## Exercise
For each line in the data below that holds "need", return a copy.

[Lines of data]
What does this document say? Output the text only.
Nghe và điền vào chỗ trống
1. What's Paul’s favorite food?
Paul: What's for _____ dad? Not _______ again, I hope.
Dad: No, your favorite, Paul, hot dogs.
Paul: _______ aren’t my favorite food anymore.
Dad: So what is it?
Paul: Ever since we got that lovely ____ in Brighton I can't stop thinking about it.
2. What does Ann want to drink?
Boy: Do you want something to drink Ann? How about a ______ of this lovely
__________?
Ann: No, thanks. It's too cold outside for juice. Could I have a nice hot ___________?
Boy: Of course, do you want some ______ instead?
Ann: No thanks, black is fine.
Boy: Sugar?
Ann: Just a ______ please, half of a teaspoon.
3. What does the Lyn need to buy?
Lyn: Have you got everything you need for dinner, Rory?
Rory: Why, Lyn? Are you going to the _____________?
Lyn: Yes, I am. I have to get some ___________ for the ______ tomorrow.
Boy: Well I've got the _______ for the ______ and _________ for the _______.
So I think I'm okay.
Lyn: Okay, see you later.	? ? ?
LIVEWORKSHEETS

## Task answer
3. What does the Lyn need to buy?
Lyn: Have you got everything you need for dinner, Rory?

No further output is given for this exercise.